* Given task
Give the number of lines in the data that hold the string "this". Nothing else is needed.

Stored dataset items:
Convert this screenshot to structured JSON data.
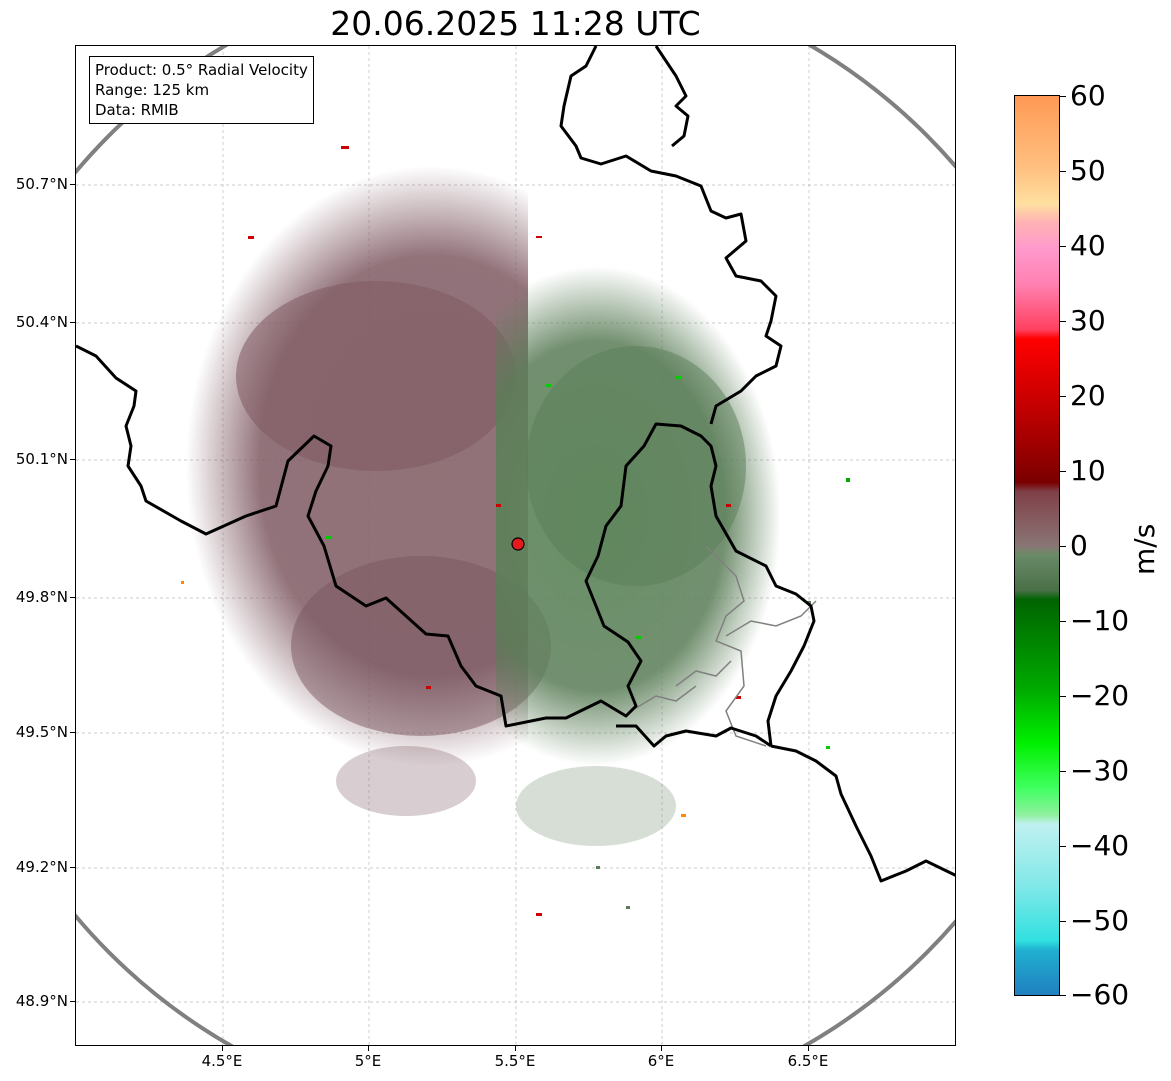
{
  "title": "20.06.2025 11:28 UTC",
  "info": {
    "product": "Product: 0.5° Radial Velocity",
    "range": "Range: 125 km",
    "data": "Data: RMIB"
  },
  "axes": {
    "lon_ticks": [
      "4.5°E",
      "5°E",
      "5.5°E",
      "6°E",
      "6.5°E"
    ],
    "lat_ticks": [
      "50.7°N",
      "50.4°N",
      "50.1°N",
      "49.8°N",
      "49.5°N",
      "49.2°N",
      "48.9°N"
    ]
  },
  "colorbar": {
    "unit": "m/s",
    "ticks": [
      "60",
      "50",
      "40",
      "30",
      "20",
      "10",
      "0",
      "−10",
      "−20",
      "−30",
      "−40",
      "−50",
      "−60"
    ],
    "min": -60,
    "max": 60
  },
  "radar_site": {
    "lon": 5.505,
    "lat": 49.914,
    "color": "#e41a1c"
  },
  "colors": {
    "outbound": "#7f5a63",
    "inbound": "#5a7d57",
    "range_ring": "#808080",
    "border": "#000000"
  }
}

--

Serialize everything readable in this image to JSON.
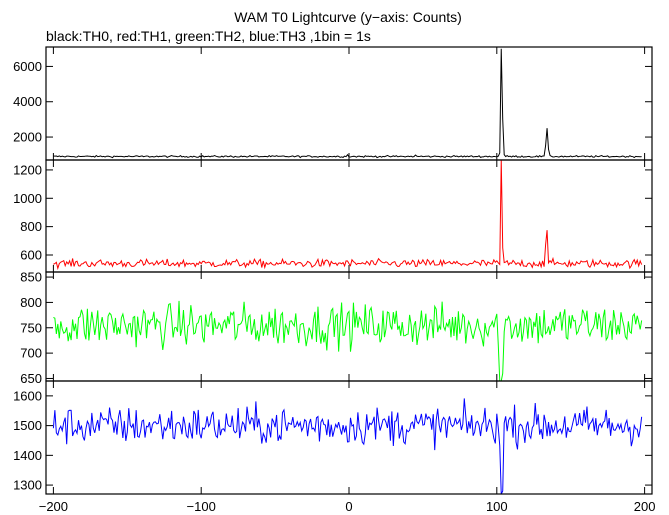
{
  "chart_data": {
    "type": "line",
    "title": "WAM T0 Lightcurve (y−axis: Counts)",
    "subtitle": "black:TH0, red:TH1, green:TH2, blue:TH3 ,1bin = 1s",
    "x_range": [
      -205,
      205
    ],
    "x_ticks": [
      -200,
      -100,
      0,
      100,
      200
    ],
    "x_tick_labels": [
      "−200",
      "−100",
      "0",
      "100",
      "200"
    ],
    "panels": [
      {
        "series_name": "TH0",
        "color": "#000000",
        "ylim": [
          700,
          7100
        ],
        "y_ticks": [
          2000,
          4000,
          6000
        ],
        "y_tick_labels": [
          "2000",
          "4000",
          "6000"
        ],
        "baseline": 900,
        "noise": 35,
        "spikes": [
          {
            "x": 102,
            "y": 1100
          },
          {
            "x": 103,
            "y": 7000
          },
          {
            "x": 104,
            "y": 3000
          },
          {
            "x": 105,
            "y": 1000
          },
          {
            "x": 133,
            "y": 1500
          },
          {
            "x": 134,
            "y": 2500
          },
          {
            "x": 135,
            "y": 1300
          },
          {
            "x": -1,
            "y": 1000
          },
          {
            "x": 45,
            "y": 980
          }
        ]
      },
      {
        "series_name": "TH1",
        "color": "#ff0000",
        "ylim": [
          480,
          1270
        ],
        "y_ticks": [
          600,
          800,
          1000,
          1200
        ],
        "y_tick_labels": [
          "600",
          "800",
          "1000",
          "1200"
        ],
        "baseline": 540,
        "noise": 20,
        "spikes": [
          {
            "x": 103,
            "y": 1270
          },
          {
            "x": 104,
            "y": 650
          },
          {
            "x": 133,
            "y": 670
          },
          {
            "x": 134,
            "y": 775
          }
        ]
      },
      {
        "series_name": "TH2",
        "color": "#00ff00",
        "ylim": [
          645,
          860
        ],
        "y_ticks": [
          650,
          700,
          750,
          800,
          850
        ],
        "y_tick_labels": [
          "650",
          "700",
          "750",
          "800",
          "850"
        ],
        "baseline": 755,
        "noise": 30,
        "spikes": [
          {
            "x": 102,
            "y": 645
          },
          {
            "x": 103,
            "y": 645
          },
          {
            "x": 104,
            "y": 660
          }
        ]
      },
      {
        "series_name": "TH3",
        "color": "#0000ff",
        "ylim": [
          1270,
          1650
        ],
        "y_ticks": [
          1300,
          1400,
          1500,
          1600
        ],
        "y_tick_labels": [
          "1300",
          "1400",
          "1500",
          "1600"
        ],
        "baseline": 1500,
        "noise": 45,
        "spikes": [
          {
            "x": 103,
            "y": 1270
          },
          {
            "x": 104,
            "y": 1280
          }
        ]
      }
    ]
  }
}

* Written answer
2